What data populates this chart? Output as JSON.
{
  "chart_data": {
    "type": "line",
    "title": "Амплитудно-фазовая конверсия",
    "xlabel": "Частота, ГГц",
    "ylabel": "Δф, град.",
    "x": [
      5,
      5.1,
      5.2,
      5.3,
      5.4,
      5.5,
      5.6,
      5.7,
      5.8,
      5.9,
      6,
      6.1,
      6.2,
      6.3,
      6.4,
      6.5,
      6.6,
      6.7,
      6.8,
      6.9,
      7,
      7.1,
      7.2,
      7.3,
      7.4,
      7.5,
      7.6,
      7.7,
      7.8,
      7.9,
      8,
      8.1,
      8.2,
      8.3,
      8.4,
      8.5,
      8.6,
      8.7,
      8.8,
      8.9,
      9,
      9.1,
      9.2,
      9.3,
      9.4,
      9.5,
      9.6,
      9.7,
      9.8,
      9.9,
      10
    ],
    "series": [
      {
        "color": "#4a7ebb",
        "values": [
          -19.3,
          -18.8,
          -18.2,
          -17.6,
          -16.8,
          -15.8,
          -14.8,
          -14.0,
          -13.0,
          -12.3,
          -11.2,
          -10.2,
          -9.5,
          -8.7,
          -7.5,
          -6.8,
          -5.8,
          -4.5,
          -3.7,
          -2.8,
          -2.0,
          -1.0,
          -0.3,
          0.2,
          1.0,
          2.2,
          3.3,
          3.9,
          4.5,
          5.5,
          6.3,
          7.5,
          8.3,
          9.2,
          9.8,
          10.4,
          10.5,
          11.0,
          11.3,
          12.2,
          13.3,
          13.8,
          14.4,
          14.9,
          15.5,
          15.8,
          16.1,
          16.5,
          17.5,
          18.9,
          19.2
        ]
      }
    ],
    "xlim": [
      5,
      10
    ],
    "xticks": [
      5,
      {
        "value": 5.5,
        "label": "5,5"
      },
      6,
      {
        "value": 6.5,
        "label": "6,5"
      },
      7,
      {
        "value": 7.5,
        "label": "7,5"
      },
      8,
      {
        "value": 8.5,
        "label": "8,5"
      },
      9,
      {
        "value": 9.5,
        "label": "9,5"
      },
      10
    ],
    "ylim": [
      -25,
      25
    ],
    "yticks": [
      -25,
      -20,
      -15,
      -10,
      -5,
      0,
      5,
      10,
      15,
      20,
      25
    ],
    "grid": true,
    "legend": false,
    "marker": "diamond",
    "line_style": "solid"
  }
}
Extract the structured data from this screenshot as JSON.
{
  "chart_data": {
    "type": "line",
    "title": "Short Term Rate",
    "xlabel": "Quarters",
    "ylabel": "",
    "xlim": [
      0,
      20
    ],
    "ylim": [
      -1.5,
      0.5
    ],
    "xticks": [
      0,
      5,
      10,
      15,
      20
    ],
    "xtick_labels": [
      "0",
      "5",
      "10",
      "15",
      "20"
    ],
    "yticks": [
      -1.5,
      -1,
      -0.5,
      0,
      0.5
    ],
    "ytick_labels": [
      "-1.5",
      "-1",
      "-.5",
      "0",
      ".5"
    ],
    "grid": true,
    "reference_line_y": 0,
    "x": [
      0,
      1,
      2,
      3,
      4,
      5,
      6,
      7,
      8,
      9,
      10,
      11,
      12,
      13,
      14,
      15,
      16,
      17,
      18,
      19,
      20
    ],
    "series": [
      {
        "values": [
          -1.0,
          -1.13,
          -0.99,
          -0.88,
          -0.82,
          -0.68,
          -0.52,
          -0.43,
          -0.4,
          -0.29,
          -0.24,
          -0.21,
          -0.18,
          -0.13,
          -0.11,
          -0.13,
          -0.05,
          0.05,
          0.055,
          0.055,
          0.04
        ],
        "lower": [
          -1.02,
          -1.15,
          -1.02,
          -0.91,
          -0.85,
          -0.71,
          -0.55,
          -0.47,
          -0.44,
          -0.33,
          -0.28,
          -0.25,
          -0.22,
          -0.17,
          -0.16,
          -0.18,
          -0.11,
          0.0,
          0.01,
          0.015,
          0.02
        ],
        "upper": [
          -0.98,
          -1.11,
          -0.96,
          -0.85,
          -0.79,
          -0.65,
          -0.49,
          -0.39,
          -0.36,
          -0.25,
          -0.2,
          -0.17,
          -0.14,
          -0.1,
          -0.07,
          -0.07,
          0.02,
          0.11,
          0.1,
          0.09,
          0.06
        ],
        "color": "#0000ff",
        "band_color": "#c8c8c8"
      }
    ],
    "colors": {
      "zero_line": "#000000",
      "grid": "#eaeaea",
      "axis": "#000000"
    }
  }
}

···

Reproduce only the lines from the line containing "Extract the structured" to the last line of the material above, both of those lines included.

Extract the structured data from this screenshot as JSON.
{
  "chart_data": {
    "type": "line",
    "title": "Short Term Rate",
    "xlabel": "Quarters",
    "ylabel": "",
    "xlim": [
      0,
      20
    ],
    "ylim": [
      -1.5,
      0.5
    ],
    "xticks": [
      0,
      5,
      10,
      15,
      20
    ],
    "xtick_labels": [
      "0",
      "5",
      "10",
      "15",
      "20"
    ],
    "yticks": [
      -1.5,
      -1,
      -0.5,
      0,
      0.5
    ],
    "ytick_labels": [
      "-1.5",
      "-1",
      "-.5",
      "0",
      ".5"
    ],
    "grid": true,
    "reference_line_y": 0,
    "x": [
      0,
      1,
      2,
      3,
      4,
      5,
      6,
      7,
      8,
      9,
      10,
      11,
      12,
      13,
      14,
      15,
      16,
      17,
      18,
      19,
      20
    ],
    "series": [
      {
        "values": [
          -1.0,
          -1.13,
          -0.99,
          -0.88,
          -0.82,
          -0.68,
          -0.52,
          -0.43,
          -0.4,
          -0.29,
          -0.24,
          -0.21,
          -0.18,
          -0.13,
          -0.11,
          -0.13,
          -0.05,
          0.05,
          0.055,
          0.055,
          0.04
        ],
        "lower": [
          -1.02,
          -1.15,
          -1.02,
          -0.91,
          -0.85,
          -0.71,
          -0.55,
          -0.47,
          -0.44,
          -0.33,
          -0.28,
          -0.25,
          -0.22,
          -0.17,
          -0.16,
          -0.18,
          -0.11,
          0.0,
          0.01,
          0.015,
          0.02
        ],
        "upper": [
          -0.98,
          -1.11,
          -0.96,
          -0.85,
          -0.79,
          -0.65,
          -0.49,
          -0.39,
          -0.36,
          -0.25,
          -0.2,
          -0.17,
          -0.14,
          -0.1,
          -0.07,
          -0.07,
          0.02,
          0.11,
          0.1,
          0.09,
          0.06
        ],
        "color": "#0000ff",
        "band_color": "#c8c8c8"
      }
    ],
    "colors": {
      "zero_line": "#000000",
      "grid": "#eaeaea",
      "axis": "#000000"
    }
  }
}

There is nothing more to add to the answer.